# Requirement:
Output every line of the records below as a Markdown table with two columns, Row and Line, where Row numbers the lines and Line gives each line's text. Skip blank lines and leave the pictures out.

# Data listing:
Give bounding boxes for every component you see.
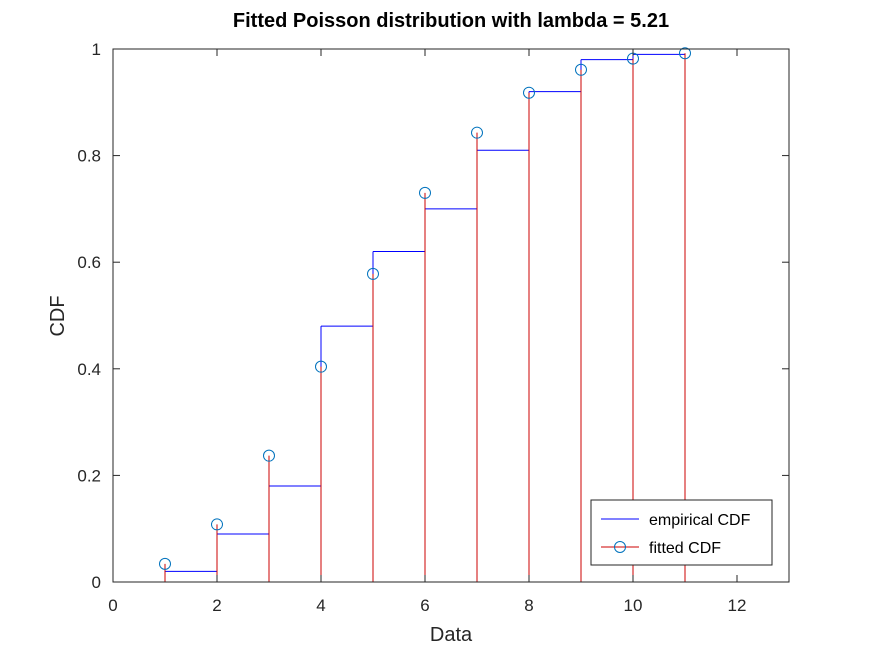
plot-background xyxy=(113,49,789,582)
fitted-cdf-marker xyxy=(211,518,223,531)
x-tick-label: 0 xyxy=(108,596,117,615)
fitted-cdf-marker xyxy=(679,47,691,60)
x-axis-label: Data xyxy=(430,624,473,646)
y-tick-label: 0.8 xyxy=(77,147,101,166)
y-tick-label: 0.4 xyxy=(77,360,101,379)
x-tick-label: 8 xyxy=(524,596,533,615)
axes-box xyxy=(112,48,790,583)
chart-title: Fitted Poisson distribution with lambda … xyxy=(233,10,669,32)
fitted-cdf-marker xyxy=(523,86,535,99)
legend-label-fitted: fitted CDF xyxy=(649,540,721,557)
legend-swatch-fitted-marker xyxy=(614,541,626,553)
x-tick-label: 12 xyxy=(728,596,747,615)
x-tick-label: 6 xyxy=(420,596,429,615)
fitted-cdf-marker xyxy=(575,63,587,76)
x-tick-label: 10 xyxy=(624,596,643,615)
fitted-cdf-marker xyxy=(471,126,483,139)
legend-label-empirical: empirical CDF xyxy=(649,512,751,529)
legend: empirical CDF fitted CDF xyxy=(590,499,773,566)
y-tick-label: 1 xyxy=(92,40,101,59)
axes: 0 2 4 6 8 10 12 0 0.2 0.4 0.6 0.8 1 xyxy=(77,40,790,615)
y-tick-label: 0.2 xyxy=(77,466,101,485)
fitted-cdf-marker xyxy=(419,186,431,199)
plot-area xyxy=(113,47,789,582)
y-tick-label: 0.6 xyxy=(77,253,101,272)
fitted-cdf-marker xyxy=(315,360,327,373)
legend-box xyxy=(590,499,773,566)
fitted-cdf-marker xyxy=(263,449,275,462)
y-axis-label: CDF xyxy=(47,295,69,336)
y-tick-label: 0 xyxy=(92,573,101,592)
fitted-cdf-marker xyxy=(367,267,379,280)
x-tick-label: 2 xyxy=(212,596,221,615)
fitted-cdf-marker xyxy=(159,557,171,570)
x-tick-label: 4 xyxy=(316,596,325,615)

# Task response:
| Row | Line |
|---|---|
| 1 | Give bounding boxes for every component you see. |
| 2 | plot-background xyxy=(113,49,789,582) |
| 3 | fitted-cdf-marker xyxy=(211,518,223,531) |
| 4 | x-tick-label: 0 xyxy=(108,596,117,615) |
| 5 | fitted-cdf-marker xyxy=(679,47,691,60) |
| 6 | x-axis-label: Data xyxy=(430,624,473,646) |
| 7 | y-tick-label: 0.8 xyxy=(77,147,101,166) |
| 8 | y-tick-label: 0.4 xyxy=(77,360,101,379) |
| 9 | x-tick-label: 8 xyxy=(524,596,533,615) |
| 10 | axes-box xyxy=(112,48,790,583) |
| 11 | chart-title: Fitted Poisson distribution with lambda … xyxy=(233,10,669,32) |
| 12 | fitted-cdf-marker xyxy=(523,86,535,99) |
| 13 | legend-label-fitted: fitted CDF xyxy=(649,540,721,557) |
| 14 | legend-swatch-fitted-marker xyxy=(614,541,626,553) |
| 15 | x-tick-label: 12 xyxy=(728,596,747,615) |
| 16 | x-tick-label: 6 xyxy=(420,596,429,615) |
| 17 | fitted-cdf-marker xyxy=(575,63,587,76) |
| 18 | x-tick-label: 10 xyxy=(624,596,643,615) |
| 19 | fitted-cdf-marker xyxy=(471,126,483,139) |
| 20 | legend-label-empirical: empirical CDF xyxy=(649,512,751,529) |
| 21 | legend: empirical CDF fitted CDF xyxy=(590,499,773,566) |
| 22 | y-tick-label: 1 xyxy=(92,40,101,59) |
| 23 | axes: 0 2 4 6 8 10 12 0 0.2 0.4 0.6 0.8 1 xyxy=(77,40,790,615) |
| 24 | y-tick-label: 0.2 xyxy=(77,466,101,485) |
| 25 | fitted-cdf-marker xyxy=(419,186,431,199) |
| 26 | plot-area xyxy=(113,47,789,582) |
| 27 | y-tick-label: 0.6 xyxy=(77,253,101,272) |
| 28 | fitted-cdf-marker xyxy=(315,360,327,373) |
| 29 | legend-box xyxy=(590,499,773,566) |
| 30 | fitted-cdf-marker xyxy=(263,449,275,462) |
| 31 | y-axis-label: CDF xyxy=(47,295,69,336) |
| 32 | y-tick-label: 0 xyxy=(92,573,101,592) |
| 33 | fitted-cdf-marker xyxy=(367,267,379,280) |
| 34 | x-tick-label: 2 xyxy=(212,596,221,615) |
| 35 | fitted-cdf-marker xyxy=(159,557,171,570) |
| 36 | x-tick-label: 4 xyxy=(316,596,325,615) |